Stored items from a collection

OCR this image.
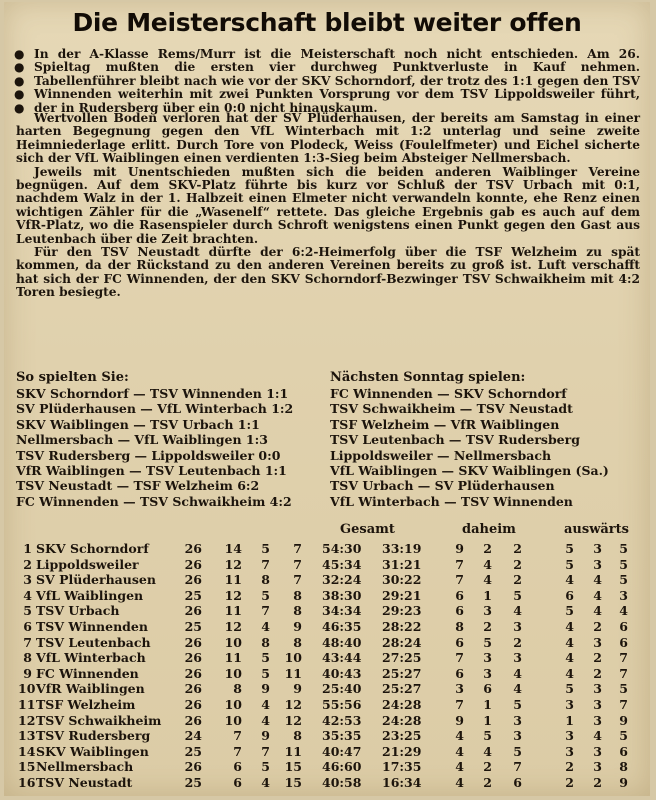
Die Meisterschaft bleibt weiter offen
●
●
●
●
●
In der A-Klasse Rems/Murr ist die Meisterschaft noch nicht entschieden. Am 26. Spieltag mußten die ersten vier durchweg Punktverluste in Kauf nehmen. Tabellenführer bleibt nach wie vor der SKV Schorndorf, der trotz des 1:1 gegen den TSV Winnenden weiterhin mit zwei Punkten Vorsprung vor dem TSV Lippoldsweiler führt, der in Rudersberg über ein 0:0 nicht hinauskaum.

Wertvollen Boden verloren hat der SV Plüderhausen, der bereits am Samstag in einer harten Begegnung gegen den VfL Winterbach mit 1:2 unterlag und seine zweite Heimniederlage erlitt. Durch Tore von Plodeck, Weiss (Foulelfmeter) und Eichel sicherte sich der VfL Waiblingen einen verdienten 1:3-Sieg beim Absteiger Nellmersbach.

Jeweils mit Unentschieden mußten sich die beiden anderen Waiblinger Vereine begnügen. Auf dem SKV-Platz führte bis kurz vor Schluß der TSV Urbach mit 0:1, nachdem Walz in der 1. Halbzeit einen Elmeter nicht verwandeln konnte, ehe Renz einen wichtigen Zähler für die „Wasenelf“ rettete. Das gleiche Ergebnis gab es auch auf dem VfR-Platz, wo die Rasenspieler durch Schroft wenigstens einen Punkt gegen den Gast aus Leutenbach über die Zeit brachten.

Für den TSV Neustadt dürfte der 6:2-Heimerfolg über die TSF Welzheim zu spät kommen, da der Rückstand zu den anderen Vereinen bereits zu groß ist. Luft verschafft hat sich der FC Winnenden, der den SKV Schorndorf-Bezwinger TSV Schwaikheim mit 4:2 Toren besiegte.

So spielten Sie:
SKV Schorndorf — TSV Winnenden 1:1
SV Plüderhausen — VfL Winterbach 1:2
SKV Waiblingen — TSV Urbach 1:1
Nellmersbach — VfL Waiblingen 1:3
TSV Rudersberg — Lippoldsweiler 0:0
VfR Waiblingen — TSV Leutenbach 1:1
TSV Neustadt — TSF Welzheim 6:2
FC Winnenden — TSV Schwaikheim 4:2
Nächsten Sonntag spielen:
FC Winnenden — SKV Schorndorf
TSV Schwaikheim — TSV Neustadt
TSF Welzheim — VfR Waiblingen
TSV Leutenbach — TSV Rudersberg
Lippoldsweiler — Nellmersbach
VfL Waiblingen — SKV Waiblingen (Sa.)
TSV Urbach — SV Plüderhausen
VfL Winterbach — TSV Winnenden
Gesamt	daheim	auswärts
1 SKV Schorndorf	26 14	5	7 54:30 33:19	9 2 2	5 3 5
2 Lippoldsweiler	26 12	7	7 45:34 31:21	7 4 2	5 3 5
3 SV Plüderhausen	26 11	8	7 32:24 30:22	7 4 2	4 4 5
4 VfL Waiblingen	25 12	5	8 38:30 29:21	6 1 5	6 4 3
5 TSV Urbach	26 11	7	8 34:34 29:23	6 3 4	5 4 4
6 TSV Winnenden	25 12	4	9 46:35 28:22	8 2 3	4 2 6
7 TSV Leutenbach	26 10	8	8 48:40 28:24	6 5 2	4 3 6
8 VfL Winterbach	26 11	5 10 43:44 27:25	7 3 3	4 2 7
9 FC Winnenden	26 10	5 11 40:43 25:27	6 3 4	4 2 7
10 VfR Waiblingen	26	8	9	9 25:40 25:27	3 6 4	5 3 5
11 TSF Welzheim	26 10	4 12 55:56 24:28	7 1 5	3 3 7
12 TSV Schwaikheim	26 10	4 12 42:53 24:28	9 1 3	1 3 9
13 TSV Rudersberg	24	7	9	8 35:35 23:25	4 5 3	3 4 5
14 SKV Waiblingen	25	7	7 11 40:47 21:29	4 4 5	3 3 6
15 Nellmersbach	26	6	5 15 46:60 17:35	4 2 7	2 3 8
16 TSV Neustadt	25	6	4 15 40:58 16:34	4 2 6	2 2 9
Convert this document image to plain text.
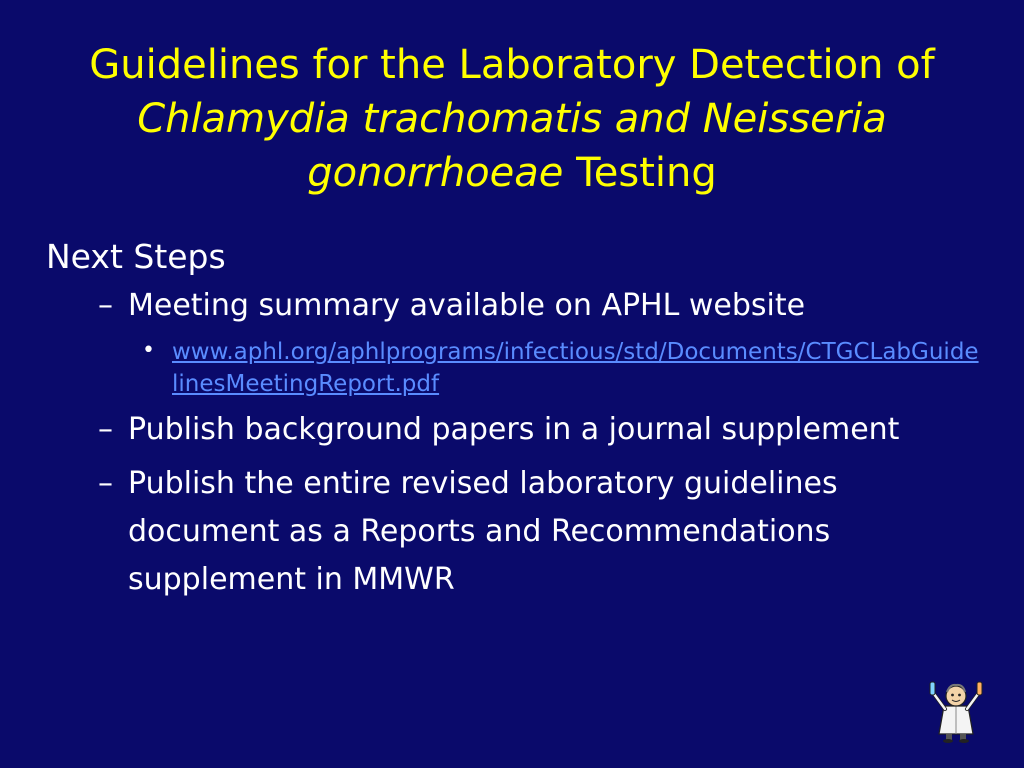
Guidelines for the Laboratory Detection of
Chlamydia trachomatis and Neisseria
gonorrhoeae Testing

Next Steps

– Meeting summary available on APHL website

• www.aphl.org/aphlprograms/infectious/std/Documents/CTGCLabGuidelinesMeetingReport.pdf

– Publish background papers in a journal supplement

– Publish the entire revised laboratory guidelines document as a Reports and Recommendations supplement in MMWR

* * *

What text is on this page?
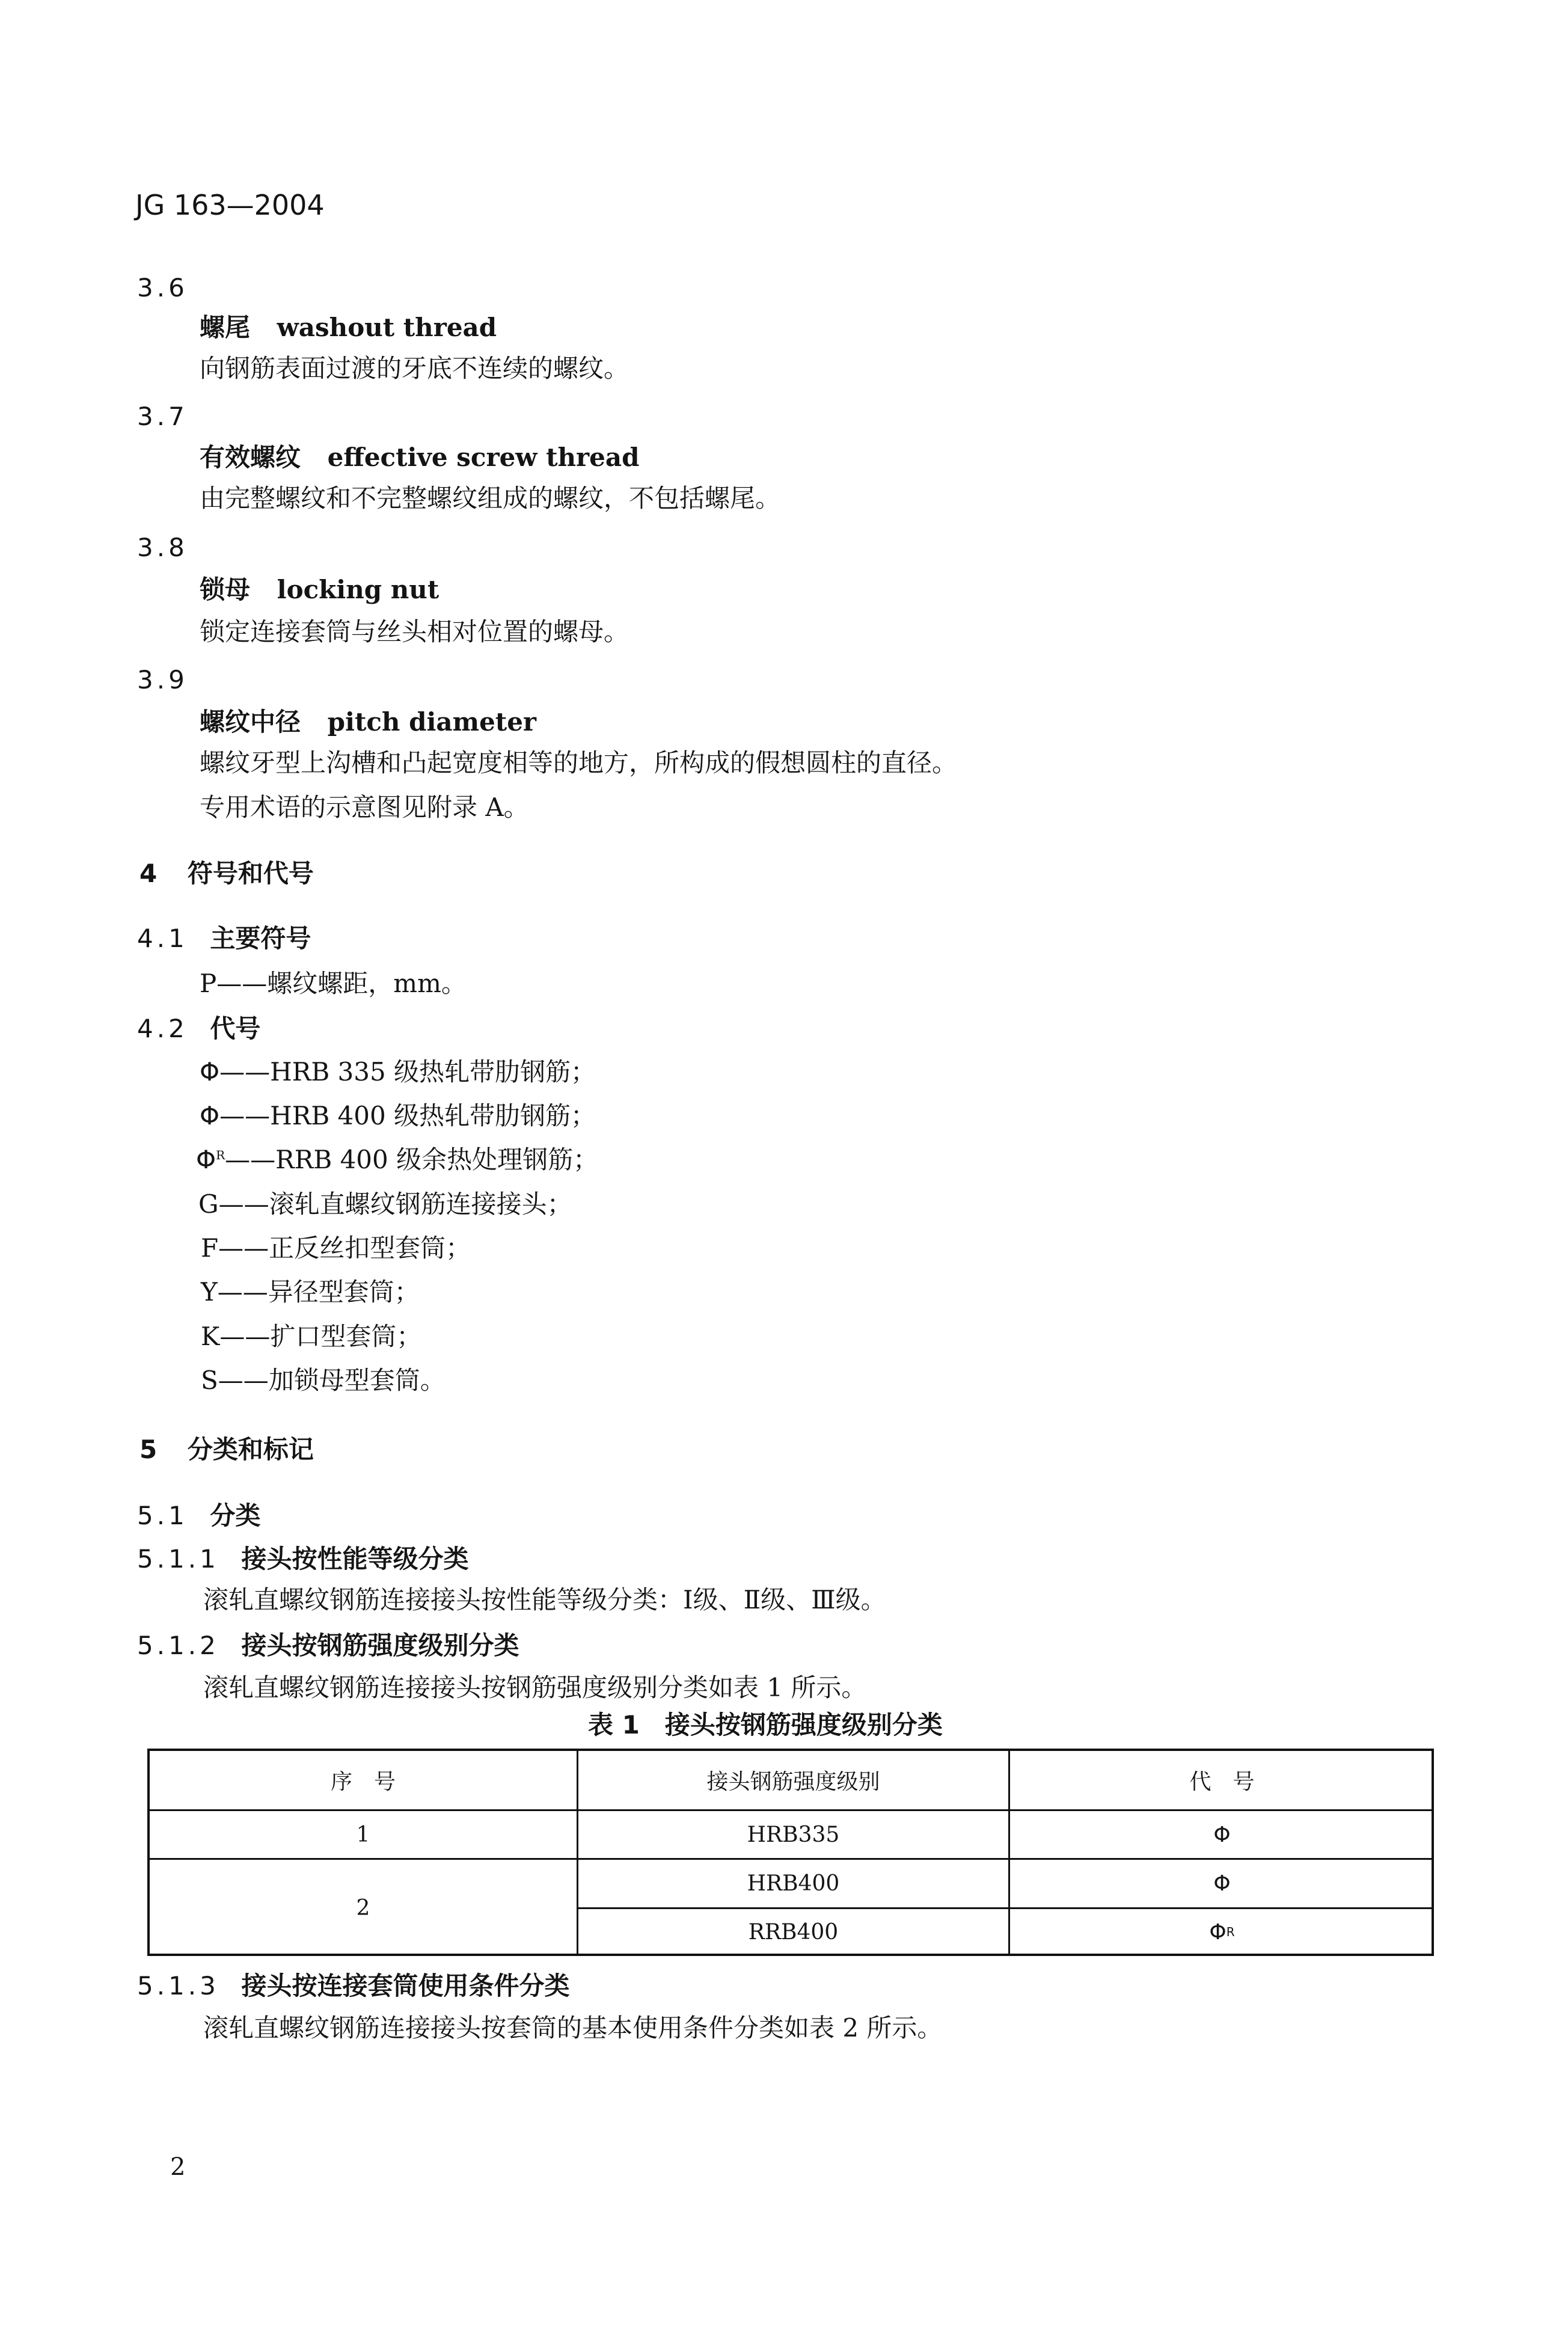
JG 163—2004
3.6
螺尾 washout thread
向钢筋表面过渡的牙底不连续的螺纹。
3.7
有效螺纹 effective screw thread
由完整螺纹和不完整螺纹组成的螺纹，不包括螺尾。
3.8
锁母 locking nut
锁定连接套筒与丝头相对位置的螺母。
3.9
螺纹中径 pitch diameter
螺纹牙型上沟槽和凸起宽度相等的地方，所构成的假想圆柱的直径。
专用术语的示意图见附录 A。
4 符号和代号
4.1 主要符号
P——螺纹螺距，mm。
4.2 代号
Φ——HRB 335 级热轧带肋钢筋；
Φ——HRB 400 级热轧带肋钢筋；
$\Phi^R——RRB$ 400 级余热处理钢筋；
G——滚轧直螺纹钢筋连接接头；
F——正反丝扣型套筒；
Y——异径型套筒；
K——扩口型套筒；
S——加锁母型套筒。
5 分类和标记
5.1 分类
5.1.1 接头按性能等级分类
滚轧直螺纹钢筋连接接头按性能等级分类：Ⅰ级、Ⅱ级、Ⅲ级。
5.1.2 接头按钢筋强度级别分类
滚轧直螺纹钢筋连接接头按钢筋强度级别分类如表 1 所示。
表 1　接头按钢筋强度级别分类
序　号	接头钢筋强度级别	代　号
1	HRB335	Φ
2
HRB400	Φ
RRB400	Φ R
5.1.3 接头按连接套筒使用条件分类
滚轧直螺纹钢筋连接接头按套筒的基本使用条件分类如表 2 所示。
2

**Prompt**: Collect each line above holding the string "Welzheim".

**Exercise solution**:
Für den TSV Neustadt dürfte der 6:2-Heimerfolg über die TSF Welzheim zu spät kommen, da der Rückstand zu den anderen Vereinen bereits zu groß ist. Luft verschafft hat sich der FC Winnenden, der den SKV Schorndorf-Bezwinger TSV Schwaikheim mit 4:2 Toren besiegte.
TSV Neustadt — TSF Welzheim 6:2
TSF Welzheim — VfR Waiblingen
11 TSF Welzheim	26 10	4 12 55:56 24:28	7 1 5	3 3 7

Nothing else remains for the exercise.